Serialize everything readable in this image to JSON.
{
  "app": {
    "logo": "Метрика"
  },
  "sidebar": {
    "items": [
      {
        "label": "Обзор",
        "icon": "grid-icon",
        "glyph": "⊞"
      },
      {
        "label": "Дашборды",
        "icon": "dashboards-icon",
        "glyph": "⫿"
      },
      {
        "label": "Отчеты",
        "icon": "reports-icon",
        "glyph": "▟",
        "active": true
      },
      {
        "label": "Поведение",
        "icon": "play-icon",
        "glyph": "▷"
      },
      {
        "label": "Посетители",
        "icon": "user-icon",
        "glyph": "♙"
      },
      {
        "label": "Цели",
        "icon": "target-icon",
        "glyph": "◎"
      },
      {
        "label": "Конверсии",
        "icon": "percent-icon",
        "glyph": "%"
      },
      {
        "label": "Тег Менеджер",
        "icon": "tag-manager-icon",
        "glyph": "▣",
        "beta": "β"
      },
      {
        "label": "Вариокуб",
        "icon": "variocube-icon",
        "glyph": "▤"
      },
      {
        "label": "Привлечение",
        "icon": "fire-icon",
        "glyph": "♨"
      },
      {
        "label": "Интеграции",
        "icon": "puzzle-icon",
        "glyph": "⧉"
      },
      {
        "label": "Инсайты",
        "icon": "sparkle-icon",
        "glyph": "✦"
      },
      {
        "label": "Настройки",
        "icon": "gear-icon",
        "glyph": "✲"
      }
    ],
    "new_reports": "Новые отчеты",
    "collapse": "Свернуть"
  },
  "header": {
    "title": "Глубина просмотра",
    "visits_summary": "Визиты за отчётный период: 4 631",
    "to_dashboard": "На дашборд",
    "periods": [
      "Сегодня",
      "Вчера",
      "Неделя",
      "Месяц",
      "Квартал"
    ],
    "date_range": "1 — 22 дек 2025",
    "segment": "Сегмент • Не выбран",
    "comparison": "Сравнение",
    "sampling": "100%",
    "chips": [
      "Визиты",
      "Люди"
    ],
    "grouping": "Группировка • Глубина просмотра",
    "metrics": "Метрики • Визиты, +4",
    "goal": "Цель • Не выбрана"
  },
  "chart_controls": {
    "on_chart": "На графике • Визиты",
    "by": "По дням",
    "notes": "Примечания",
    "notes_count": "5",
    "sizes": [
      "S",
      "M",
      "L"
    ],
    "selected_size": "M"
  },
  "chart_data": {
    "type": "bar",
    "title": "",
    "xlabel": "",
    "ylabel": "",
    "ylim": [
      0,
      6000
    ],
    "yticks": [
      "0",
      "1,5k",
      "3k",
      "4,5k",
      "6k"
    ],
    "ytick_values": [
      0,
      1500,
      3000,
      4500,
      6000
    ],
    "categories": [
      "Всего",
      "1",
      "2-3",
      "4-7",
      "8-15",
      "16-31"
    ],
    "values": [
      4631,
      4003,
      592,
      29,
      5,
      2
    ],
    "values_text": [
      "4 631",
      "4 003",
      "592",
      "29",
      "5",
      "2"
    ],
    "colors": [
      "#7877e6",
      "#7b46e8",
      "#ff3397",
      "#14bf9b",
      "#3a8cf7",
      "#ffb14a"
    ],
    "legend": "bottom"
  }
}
........
EXERCISE REQUIREMENTS: Repeat every entry exactly as written above.

RESULT:
Serialize everything readable in this image to JSON.
{
  "app": {
    "logo": "Метрика"
  },
  "sidebar": {
    "items": [
      {
        "label": "Обзор",
        "icon": "grid-icon",
        "glyph": "⊞"
      },
      {
        "label": "Дашборды",
        "icon": "dashboards-icon",
        "glyph": "⫿"
      },
      {
        "label": "Отчеты",
        "icon": "reports-icon",
        "glyph": "▟",
        "active": true
      },
      {
        "label": "Поведение",
        "icon": "play-icon",
        "glyph": "▷"
      },
      {
        "label": "Посетители",
        "icon": "user-icon",
        "glyph": "♙"
      },
      {
        "label": "Цели",
        "icon": "target-icon",
        "glyph": "◎"
      },
      {
        "label": "Конверсии",
        "icon": "percent-icon",
        "glyph": "%"
      },
      {
        "label": "Тег Менеджер",
        "icon": "tag-manager-icon",
        "glyph": "▣",
        "beta": "β"
      },
      {
        "label": "Вариокуб",
        "icon": "variocube-icon",
        "glyph": "▤"
      },
      {
        "label": "Привлечение",
        "icon": "fire-icon",
        "glyph": "♨"
      },
      {
        "label": "Интеграции",
        "icon": "puzzle-icon",
        "glyph": "⧉"
      },
      {
        "label": "Инсайты",
        "icon": "sparkle-icon",
        "glyph": "✦"
      },
      {
        "label": "Настройки",
        "icon": "gear-icon",
        "glyph": "✲"
      }
    ],
    "new_reports": "Новые отчеты",
    "collapse": "Свернуть"
  },
  "header": {
    "title": "Глубина просмотра",
    "visits_summary": "Визиты за отчётный период: 4 631",
    "to_dashboard": "На дашборд",
    "periods": [
      "Сегодня",
      "Вчера",
      "Неделя",
      "Месяц",
      "Квартал"
    ],
    "date_range": "1 — 22 дек 2025",
    "segment": "Сегмент • Не выбран",
    "comparison": "Сравнение",
    "sampling": "100%",
    "chips": [
      "Визиты",
      "Люди"
    ],
    "grouping": "Группировка • Глубина просмотра",
    "metrics": "Метрики • Визиты, +4",
    "goal": "Цель • Не выбрана"
  },
  "chart_controls": {
    "on_chart": "На графике • Визиты",
    "by": "По дням",
    "notes": "Примечания",
    "notes_count": "5",
    "sizes": [
      "S",
      "M",
      "L"
    ],
    "selected_size": "M"
  },
  "chart_data": {
    "type": "bar",
    "title": "",
    "xlabel": "",
    "ylabel": "",
    "ylim": [
      0,
      6000
    ],
    "yticks": [
      "0",
      "1,5k",
      "3k",
      "4,5k",
      "6k"
    ],
    "ytick_values": [
      0,
      1500,
      3000,
      4500,
      6000
    ],
    "categories": [
      "Всего",
      "1",
      "2-3",
      "4-7",
      "8-15",
      "16-31"
    ],
    "values": [
      4631,
      4003,
      592,
      29,
      5,
      2
    ],
    "values_text": [
      "4 631",
      "4 003",
      "592",
      "29",
      "5",
      "2"
    ],
    "colors": [
      "#7877e6",
      "#7b46e8",
      "#ff3397",
      "#14bf9b",
      "#3a8cf7",
      "#ffb14a"
    ],
    "legend": "bottom"
  }
}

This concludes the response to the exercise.